* [What is needed] All of the material below is to be retyped exactly.

* [Materials provided]
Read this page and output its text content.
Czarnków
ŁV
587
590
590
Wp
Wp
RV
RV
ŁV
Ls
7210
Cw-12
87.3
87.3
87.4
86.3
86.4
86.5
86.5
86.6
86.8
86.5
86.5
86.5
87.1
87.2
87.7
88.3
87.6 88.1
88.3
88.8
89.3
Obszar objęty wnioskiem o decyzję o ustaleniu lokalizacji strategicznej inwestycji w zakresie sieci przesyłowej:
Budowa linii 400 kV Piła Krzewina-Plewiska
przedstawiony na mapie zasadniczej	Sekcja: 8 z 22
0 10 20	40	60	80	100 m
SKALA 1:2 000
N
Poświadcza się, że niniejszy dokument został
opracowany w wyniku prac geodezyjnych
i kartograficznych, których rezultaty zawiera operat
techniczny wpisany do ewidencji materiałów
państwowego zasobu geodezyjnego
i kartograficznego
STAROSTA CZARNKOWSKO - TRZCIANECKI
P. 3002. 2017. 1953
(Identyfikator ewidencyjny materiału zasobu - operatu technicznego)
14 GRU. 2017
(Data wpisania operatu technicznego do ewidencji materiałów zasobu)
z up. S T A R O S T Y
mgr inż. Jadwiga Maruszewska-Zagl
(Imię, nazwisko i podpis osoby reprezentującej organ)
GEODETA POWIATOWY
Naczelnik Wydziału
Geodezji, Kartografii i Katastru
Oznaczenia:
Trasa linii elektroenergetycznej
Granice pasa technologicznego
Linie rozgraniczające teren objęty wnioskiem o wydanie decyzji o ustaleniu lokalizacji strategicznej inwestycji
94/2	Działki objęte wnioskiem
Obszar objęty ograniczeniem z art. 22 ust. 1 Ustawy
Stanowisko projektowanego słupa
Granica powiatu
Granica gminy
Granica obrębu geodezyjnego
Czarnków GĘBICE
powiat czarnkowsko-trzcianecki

* [Written answer]
Read this page and output its text content.
Czarnków
ŁV
587
590
590
Wp
Wp
RV
RV
ŁV
Ls
7210
Cw-12
87.3
87.3
87.4
86.3
86.4
86.5
86.5
86.6
86.8
86.5
86.5
86.5
87.1
87.2
87.7
88.3
87.6 88.1
88.3
88.8
89.3
Obszar objęty wnioskiem o decyzję o ustaleniu lokalizacji strategicznej inwestycji w zakresie sieci przesyłowej:
Budowa linii 400 kV Piła Krzewina-Plewiska
przedstawiony na mapie zasadniczej	Sekcja: 8 z 22
0 10 20	40	60	80	100 m
SKALA 1:2 000
N
Poświadcza się, że niniejszy dokument został
opracowany w wyniku prac geodezyjnych
i kartograficznych, których rezultaty zawiera operat
techniczny wpisany do ewidencji materiałów
państwowego zasobu geodezyjnego
i kartograficznego
STAROSTA CZARNKOWSKO - TRZCIANECKI
P. 3002. 2017. 1953
(Identyfikator ewidencyjny materiału zasobu - operatu technicznego)
14 GRU. 2017
(Data wpisania operatu technicznego do ewidencji materiałów zasobu)
z up. S T A R O S T Y
mgr inż. Jadwiga Maruszewska-Zagl
(Imię, nazwisko i podpis osoby reprezentującej organ)
GEODETA POWIATOWY
Naczelnik Wydziału
Geodezji, Kartografii i Katastru
Oznaczenia:
Trasa linii elektroenergetycznej
Granice pasa technologicznego
Linie rozgraniczające teren objęty wnioskiem o wydanie decyzji o ustaleniu lokalizacji strategicznej inwestycji
94/2	Działki objęte wnioskiem
Obszar objęty ograniczeniem z art. 22 ust. 1 Ustawy
Stanowisko projektowanego słupa
Granica powiatu
Granica gminy
Granica obrębu geodezyjnego
Czarnków GĘBICE
powiat czarnkowsko-trzcianecki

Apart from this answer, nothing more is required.